Entries.
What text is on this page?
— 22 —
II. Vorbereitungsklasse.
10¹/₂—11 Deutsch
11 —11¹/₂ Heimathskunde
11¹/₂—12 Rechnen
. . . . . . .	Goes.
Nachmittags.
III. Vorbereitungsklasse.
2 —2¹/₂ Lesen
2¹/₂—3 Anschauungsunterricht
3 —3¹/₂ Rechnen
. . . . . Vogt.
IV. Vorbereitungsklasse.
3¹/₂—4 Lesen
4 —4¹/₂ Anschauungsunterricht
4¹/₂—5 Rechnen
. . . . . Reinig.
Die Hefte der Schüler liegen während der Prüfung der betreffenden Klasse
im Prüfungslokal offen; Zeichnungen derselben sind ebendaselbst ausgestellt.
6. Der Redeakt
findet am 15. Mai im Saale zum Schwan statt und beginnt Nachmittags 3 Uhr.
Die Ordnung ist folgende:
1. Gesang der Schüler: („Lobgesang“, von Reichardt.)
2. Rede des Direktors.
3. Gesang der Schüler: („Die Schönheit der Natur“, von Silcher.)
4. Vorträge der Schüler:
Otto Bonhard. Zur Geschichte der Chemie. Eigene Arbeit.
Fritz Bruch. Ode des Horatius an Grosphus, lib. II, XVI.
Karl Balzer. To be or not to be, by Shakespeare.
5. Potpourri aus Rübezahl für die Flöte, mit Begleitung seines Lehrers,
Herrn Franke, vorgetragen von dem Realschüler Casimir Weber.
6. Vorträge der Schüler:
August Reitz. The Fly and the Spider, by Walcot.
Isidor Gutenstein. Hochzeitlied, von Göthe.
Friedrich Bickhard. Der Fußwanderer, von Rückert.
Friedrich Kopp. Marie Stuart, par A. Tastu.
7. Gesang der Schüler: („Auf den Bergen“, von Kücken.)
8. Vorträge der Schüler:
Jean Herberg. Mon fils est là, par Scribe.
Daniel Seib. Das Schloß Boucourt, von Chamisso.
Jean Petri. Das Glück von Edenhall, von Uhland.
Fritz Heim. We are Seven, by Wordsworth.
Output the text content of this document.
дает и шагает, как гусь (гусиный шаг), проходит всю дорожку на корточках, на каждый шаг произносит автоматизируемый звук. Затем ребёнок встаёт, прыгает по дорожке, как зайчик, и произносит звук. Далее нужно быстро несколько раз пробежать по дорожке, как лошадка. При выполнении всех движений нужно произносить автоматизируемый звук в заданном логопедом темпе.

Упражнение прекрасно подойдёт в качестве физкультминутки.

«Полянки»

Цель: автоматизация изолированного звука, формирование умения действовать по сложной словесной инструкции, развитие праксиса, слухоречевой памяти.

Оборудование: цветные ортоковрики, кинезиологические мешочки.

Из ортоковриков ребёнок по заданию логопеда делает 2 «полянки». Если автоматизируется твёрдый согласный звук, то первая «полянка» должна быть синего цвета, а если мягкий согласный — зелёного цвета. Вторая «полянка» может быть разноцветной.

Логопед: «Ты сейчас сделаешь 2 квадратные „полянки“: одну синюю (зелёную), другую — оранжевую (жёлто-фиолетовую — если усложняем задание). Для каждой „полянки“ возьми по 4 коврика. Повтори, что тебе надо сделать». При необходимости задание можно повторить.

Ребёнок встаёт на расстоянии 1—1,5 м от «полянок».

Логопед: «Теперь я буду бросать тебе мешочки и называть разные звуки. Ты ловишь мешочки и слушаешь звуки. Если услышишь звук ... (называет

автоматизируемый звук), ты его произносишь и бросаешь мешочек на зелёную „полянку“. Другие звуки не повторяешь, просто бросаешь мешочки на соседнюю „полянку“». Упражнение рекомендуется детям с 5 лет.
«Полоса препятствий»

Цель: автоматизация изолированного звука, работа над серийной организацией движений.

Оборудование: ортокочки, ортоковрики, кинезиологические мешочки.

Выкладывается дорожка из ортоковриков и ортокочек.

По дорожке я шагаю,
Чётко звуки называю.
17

Problem to solve.
Restate every record exactly, leaving nothing out.

Task output.
What text is on this page?
— 22 —
II. Vorbereitungsklasse.
10¹/₂—11 Deutsch
11 —11¹/₂ Heimathskunde
11¹/₂—12 Rechnen
. . . . . . .	Goes.
Nachmittags.
III. Vorbereitungsklasse.
2 —2¹/₂ Lesen
2¹/₂—3 Anschauungsunterricht
3 —3¹/₂ Rechnen
. . . . . Vogt.
IV. Vorbereitungsklasse.
3¹/₂—4 Lesen
4 —4¹/₂ Anschauungsunterricht
4¹/₂—5 Rechnen
. . . . . Reinig.
Die Hefte der Schüler liegen während der Prüfung der betreffenden Klasse
im Prüfungslokal offen; Zeichnungen derselben sind ebendaselbst ausgestellt.
6. Der Redeakt
findet am 15. Mai im Saale zum Schwan statt und beginnt Nachmittags 3 Uhr.
Die Ordnung ist folgende:
1. Gesang der Schüler: („Lobgesang“, von Reichardt.)
2. Rede des Direktors.
3. Gesang der Schüler: („Die Schönheit der Natur“, von Silcher.)
4. Vorträge der Schüler:
Otto Bonhard. Zur Geschichte der Chemie. Eigene Arbeit.
Fritz Bruch. Ode des Horatius an Grosphus, lib. II, XVI.
Karl Balzer. To be or not to be, by Shakespeare.
5. Potpourri aus Rübezahl für die Flöte, mit Begleitung seines Lehrers,
Herrn Franke, vorgetragen von dem Realschüler Casimir Weber.
6. Vorträge der Schüler:
August Reitz. The Fly and the Spider, by Walcot.
Isidor Gutenstein. Hochzeitlied, von Göthe.
Friedrich Bickhard. Der Fußwanderer, von Rückert.
Friedrich Kopp. Marie Stuart, par A. Tastu.
7. Gesang der Schüler: („Auf den Bergen“, von Kücken.)
8. Vorträge der Schüler:
Jean Herberg. Mon fils est là, par Scribe.
Daniel Seib. Das Schloß Boucourt, von Chamisso.
Jean Petri. Das Glück von Edenhall, von Uhland.
Fritz Heim. We are Seven, by Wordsworth.
Output the text content of this document.
дает и шагает, как гусь (гусиный шаг), проходит всю дорожку на корточках, на каждый шаг произносит автоматизируемый звук. Затем ребёнок встаёт, прыгает по дорожке, как зайчик, и произносит звук. Далее нужно быстро несколько раз пробежать по дорожке, как лошадка. При выполнении всех движений нужно произносить автоматизируемый звук в заданном логопедом темпе.

Упражнение прекрасно подойдёт в качестве физкультминутки.

«Полянки»

Цель: автоматизация изолированного звука, формирование умения действовать по сложной словесной инструкции, развитие праксиса, слухоречевой памяти.

Оборудование: цветные ортоковрики, кинезиологические мешочки.

Из ортоковриков ребёнок по заданию логопеда делает 2 «полянки». Если автоматизируется твёрдый согласный звук, то первая «полянка» должна быть синего цвета, а если мягкий согласный — зелёного цвета. Вторая «полянка» может быть разноцветной.

Логопед: «Ты сейчас сделаешь 2 квадратные „полянки“: одну синюю (зелёную), другую — оранжевую (жёлто-фиолетовую — если усложняем задание). Для каждой „полянки“ возьми по 4 коврика. Повтори, что тебе надо сделать». При необходимости задание можно повторить.

Ребёнок встаёт на расстоянии 1—1,5 м от «полянок».

Логопед: «Теперь я буду бросать тебе мешочки и называть разные звуки. Ты ловишь мешочки и слушаешь звуки. Если услышишь звук ... (называет

автоматизируемый звук), ты его произносишь и бросаешь мешочек на зелёную „полянку“. Другие звуки не повторяешь, просто бросаешь мешочки на соседнюю „полянку“». Упражнение рекомендуется детям с 5 лет.
«Полоса препятствий»

Цель: автоматизация изолированного звука, работа над серийной организацией движений.

Оборудование: ортокочки, ортоковрики, кинезиологические мешочки.

Выкладывается дорожка из ортоковриков и ортокочек.

По дорожке я шагаю,
Чётко звуки называю.
17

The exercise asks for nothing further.